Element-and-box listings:
┌────────
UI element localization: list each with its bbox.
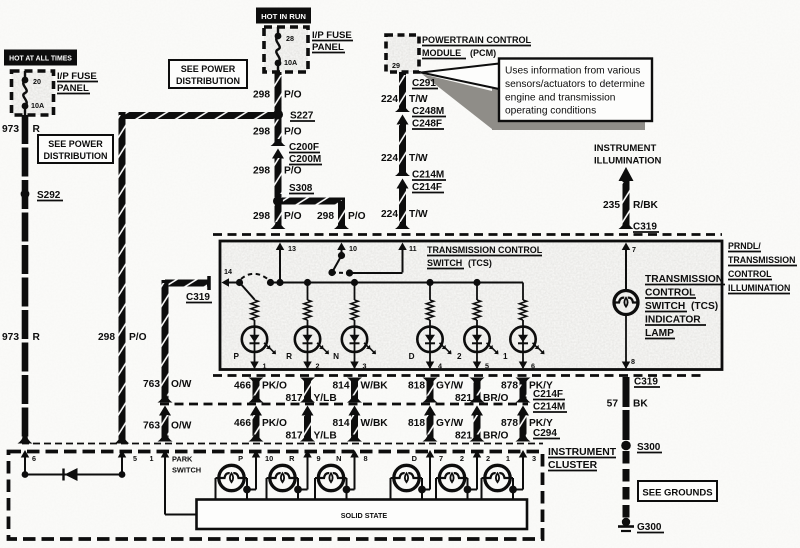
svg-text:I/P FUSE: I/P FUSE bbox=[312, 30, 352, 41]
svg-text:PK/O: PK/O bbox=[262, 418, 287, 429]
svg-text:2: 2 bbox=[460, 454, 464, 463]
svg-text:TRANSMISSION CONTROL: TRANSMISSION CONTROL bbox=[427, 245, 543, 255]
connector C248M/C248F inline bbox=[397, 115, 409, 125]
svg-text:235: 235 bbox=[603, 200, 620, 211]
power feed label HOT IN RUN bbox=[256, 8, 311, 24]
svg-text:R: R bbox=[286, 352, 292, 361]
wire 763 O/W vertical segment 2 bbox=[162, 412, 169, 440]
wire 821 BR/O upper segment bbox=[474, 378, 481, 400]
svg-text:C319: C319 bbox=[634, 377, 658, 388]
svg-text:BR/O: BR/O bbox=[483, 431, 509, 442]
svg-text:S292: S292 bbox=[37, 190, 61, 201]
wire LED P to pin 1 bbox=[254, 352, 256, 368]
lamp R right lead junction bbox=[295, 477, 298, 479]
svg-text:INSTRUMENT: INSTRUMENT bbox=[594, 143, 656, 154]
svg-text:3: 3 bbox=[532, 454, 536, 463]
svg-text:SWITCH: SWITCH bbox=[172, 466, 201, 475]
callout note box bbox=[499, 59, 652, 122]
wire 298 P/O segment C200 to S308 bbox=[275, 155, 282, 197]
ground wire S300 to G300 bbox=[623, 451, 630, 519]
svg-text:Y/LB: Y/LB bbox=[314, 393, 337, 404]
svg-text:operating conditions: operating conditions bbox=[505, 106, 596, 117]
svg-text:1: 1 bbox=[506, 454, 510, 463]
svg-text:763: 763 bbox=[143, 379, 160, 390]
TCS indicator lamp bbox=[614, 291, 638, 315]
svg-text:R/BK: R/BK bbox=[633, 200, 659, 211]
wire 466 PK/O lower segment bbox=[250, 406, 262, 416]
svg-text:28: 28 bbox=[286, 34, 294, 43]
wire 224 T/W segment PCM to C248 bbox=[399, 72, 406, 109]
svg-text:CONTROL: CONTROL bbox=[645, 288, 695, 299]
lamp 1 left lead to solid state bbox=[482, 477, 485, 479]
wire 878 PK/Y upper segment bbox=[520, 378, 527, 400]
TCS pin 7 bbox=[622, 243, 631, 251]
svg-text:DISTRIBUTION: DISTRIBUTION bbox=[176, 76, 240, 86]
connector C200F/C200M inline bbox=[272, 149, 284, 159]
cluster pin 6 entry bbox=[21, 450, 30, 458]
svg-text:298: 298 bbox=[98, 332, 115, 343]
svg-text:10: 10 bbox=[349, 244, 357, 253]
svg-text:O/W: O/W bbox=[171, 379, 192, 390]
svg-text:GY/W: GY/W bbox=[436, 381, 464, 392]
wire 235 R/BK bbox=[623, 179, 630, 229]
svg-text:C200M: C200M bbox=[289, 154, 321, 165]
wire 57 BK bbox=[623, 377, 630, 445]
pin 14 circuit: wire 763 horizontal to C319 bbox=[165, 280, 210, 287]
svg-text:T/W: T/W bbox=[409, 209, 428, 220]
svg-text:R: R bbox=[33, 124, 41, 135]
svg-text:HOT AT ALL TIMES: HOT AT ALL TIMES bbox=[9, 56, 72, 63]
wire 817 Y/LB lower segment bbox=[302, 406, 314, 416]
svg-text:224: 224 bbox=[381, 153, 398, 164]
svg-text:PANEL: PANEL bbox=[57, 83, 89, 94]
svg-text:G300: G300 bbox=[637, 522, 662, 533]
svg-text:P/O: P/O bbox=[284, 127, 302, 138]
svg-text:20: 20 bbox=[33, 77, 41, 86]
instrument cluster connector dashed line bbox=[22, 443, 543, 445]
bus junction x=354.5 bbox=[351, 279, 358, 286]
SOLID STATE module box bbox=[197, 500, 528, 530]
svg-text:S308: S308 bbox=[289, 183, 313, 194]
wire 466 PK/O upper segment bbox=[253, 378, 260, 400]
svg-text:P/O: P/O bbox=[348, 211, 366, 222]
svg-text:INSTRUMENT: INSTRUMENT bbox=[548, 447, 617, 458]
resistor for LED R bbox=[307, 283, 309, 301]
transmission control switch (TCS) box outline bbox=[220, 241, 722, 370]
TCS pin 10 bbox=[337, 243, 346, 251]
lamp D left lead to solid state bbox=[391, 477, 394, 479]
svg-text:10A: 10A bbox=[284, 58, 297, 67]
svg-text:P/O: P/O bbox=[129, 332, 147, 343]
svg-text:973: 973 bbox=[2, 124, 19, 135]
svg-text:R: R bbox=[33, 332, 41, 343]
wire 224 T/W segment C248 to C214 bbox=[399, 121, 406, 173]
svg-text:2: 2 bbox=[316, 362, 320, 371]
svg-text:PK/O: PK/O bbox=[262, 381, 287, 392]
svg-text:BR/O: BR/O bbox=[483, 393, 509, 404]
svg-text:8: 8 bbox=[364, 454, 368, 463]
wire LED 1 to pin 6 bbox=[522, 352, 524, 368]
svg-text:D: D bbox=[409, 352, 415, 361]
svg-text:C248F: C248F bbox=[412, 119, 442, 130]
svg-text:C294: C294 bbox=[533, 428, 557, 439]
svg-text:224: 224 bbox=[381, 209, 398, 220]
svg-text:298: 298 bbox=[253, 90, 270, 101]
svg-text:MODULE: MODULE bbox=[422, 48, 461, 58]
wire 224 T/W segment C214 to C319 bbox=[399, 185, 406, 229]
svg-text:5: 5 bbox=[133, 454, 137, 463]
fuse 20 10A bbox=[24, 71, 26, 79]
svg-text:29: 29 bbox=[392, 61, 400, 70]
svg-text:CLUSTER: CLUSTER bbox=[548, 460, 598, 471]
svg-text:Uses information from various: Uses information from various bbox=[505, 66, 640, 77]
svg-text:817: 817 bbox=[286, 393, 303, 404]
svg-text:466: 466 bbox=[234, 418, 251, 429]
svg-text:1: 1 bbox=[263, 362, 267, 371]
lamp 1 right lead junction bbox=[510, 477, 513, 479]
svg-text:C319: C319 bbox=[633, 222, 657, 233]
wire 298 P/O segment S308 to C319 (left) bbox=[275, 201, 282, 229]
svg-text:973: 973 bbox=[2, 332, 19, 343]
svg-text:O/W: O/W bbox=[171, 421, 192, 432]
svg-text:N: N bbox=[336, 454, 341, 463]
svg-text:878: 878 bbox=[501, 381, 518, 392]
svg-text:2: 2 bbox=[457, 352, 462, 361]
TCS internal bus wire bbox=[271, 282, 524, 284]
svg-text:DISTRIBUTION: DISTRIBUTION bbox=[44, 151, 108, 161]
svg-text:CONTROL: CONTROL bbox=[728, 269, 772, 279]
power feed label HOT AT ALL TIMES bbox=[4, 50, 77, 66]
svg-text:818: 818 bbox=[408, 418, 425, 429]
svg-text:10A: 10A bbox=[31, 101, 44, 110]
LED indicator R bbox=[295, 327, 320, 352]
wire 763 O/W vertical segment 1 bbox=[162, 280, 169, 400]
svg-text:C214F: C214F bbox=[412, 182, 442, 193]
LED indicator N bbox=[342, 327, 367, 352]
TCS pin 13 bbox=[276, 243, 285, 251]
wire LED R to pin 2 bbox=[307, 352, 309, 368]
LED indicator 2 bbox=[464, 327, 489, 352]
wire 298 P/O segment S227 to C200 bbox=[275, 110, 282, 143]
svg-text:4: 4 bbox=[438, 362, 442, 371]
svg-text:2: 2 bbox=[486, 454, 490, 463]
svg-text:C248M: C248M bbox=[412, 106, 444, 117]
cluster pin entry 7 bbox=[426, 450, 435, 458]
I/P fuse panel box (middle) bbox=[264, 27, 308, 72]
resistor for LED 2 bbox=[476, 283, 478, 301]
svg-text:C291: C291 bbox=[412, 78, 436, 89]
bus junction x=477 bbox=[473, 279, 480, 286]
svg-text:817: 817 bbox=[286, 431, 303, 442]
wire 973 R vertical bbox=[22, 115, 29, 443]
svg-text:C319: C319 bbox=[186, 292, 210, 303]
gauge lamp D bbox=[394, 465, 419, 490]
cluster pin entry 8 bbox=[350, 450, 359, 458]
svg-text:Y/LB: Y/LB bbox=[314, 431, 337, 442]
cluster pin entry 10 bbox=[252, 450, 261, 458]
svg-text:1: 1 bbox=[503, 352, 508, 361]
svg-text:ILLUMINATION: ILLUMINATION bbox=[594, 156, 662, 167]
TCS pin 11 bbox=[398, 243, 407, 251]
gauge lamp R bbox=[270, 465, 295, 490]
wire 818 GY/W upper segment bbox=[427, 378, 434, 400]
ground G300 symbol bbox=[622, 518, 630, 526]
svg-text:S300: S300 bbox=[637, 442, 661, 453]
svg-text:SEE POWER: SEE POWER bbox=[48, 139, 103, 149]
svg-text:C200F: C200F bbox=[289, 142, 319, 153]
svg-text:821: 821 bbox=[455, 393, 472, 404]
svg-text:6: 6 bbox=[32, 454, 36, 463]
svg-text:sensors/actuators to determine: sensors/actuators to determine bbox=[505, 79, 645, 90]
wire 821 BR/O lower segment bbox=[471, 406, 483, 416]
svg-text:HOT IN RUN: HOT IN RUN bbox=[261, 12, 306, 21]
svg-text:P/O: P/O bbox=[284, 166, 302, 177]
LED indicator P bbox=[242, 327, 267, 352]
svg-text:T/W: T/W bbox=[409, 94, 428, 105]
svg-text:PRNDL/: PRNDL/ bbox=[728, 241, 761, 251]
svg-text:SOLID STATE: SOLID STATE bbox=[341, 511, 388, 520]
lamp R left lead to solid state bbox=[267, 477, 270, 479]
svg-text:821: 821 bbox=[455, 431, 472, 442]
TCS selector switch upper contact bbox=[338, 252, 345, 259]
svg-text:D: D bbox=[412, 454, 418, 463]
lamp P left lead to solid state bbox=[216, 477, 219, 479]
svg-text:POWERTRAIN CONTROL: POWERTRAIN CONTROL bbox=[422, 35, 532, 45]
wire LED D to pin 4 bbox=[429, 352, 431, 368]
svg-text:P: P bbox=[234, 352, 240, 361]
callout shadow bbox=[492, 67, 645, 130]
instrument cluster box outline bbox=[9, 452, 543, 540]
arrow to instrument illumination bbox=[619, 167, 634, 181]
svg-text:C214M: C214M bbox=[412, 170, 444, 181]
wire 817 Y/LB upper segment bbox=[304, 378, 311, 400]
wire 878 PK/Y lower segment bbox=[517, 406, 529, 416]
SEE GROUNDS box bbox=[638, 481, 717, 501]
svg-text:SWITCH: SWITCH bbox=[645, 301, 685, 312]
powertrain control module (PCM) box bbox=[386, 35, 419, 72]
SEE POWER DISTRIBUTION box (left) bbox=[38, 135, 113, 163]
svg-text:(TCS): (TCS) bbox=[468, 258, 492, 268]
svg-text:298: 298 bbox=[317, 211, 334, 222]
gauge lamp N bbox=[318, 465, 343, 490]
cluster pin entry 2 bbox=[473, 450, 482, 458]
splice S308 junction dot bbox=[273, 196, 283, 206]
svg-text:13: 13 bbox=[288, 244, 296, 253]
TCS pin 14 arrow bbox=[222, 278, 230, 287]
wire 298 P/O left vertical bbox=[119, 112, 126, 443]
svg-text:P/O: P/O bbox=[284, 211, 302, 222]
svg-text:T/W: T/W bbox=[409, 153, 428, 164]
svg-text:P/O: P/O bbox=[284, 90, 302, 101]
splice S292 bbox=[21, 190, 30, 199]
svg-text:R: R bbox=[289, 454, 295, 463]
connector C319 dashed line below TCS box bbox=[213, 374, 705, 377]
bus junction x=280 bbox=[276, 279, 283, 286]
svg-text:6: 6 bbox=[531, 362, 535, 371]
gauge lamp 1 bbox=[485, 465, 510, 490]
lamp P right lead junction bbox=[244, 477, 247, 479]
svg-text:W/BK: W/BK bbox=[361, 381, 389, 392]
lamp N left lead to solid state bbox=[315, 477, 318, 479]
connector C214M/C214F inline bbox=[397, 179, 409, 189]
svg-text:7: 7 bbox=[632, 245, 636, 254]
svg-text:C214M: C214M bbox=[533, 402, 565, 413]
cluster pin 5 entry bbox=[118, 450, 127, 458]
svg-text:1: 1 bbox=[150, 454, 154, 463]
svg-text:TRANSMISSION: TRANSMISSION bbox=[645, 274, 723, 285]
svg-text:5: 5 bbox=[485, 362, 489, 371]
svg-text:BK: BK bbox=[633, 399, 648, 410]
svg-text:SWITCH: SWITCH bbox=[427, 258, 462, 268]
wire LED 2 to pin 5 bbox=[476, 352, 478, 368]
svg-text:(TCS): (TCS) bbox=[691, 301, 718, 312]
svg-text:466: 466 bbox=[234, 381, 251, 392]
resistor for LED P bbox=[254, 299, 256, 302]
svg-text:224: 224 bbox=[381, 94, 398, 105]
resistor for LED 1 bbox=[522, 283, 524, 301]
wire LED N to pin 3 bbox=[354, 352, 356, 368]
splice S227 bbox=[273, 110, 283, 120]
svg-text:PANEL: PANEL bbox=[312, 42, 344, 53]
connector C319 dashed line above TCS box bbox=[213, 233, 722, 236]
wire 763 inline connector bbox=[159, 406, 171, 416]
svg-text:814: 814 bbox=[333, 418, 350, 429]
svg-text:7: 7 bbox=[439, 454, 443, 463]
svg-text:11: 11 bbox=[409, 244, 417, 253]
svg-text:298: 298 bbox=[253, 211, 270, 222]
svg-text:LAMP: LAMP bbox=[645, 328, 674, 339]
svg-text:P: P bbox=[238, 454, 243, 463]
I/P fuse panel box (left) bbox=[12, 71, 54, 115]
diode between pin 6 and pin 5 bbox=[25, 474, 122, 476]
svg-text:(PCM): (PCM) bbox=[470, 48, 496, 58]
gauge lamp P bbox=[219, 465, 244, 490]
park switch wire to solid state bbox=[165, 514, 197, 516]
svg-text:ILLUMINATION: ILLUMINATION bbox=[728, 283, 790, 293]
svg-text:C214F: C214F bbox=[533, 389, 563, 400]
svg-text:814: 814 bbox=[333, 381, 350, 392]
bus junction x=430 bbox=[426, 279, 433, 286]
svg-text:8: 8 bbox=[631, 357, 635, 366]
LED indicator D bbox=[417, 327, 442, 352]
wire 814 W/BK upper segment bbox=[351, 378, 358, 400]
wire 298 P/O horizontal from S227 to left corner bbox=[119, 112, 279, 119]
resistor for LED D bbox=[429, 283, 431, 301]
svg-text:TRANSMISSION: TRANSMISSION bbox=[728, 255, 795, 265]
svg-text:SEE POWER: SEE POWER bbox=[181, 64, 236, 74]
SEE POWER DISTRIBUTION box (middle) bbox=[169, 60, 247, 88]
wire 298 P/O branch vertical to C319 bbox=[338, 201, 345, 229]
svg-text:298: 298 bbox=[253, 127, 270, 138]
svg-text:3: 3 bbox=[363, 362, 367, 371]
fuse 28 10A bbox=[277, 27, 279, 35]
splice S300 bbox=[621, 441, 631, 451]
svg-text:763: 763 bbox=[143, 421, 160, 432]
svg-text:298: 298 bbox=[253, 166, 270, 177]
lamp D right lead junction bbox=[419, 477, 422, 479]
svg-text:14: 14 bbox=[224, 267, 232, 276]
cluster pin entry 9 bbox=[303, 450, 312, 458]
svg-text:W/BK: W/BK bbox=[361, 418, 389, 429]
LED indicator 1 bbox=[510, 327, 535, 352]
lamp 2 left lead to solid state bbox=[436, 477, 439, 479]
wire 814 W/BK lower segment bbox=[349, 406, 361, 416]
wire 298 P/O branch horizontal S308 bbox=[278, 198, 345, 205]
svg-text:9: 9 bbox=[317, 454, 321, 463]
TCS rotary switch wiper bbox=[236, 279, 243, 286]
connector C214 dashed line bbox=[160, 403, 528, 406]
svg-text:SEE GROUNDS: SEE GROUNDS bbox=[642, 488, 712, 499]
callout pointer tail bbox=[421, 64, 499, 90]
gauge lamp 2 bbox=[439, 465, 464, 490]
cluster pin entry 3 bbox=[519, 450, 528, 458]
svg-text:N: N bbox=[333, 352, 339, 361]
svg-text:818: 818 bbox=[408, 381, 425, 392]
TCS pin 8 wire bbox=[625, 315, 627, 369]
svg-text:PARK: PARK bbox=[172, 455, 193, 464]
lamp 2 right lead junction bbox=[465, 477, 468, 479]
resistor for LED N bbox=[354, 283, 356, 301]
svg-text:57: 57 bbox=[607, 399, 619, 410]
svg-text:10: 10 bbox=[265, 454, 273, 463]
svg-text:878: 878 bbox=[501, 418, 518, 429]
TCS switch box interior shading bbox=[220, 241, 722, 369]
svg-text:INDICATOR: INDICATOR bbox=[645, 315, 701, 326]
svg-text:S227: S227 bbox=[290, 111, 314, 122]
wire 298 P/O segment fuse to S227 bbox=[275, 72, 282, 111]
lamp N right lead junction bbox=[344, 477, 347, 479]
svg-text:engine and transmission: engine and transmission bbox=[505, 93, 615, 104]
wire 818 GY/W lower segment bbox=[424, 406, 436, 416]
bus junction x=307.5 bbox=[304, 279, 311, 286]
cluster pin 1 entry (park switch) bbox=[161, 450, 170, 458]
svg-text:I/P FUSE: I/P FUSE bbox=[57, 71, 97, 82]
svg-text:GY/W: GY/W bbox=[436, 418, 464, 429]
└────────
> Task objective:
Can you copy out, character for character, the entries from the line containing "svg-text:I/P FUSE: I/P FUSE bbox=[312, 30, 352, 41]" through the line containing "lamp R right", with both of those lines included?

> Task result:
svg-text:I/P FUSE: I/P FUSE bbox=[312, 30, 352, 41]
svg-text:PK/O: PK/O bbox=[262, 418, 287, 429]
svg-text:2: 2 bbox=[460, 454, 464, 463]
svg-text:TRANSMISSION CONTROL: TRANSMISSION CONTROL bbox=[427, 245, 543, 255]
connector C248M/C248F inline bbox=[397, 115, 409, 125]
svg-text:235: 235 bbox=[603, 200, 620, 211]
power feed label HOT IN RUN bbox=[256, 8, 311, 24]
svg-text:R: R bbox=[286, 352, 292, 361]
wire 763 O/W vertical segment 2 bbox=[162, 412, 169, 440]
wire 821 BR/O upper segment bbox=[474, 378, 481, 400]
svg-text:C319: C319 bbox=[634, 377, 658, 388]
svg-text:BR/O: BR/O bbox=[483, 431, 509, 442]
svg-text:S292: S292 bbox=[37, 190, 61, 201]
wire LED P to pin 1 bbox=[254, 352, 256, 368]
lamp R right lead junction bbox=[295, 477, 298, 479]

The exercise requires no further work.